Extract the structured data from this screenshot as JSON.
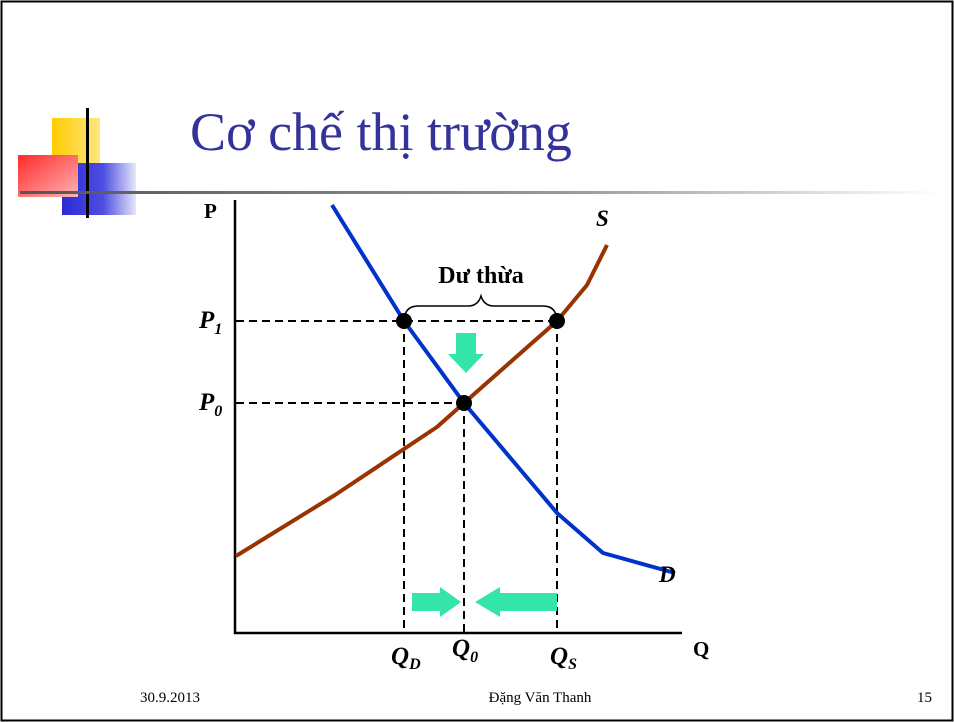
{
  "slide": {
    "title": "Cơ chế thị trường"
  },
  "diagram": {
    "axis_p": "P",
    "axis_q": "Q",
    "supply_label": "S",
    "demand_label": "D",
    "surplus_label": "Dư thừa",
    "p1": {
      "main": "P",
      "sub": "1"
    },
    "p0": {
      "main": "P",
      "sub": "0"
    },
    "qd": {
      "main": "Q",
      "sub": "D"
    },
    "q0": {
      "main": "Q",
      "sub": "0"
    },
    "qs": {
      "main": "Q",
      "sub": "S"
    },
    "colors": {
      "demand": "#0033cc",
      "supply": "#993300",
      "arrows": "#33e6a8",
      "title": "#333399"
    }
  },
  "footer": {
    "date": "30.9.2013",
    "author": "Đặng Văn Thanh",
    "page": "15"
  }
}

========================================

== Problem ==
Extract every line of the data exactly; pictures stay out.

== Output ==
Extract the structured data from this screenshot as JSON.
{
  "slide": {
    "title": "Cơ chế thị trường"
  },
  "diagram": {
    "axis_p": "P",
    "axis_q": "Q",
    "supply_label": "S",
    "demand_label": "D",
    "surplus_label": "Dư thừa",
    "p1": {
      "main": "P",
      "sub": "1"
    },
    "p0": {
      "main": "P",
      "sub": "0"
    },
    "qd": {
      "main": "Q",
      "sub": "D"
    },
    "q0": {
      "main": "Q",
      "sub": "0"
    },
    "qs": {
      "main": "Q",
      "sub": "S"
    },
    "colors": {
      "demand": "#0033cc",
      "supply": "#993300",
      "arrows": "#33e6a8",
      "title": "#333399"
    }
  },
  "footer": {
    "date": "30.9.2013",
    "author": "Đặng Văn Thanh",
    "page": "15"
  }
}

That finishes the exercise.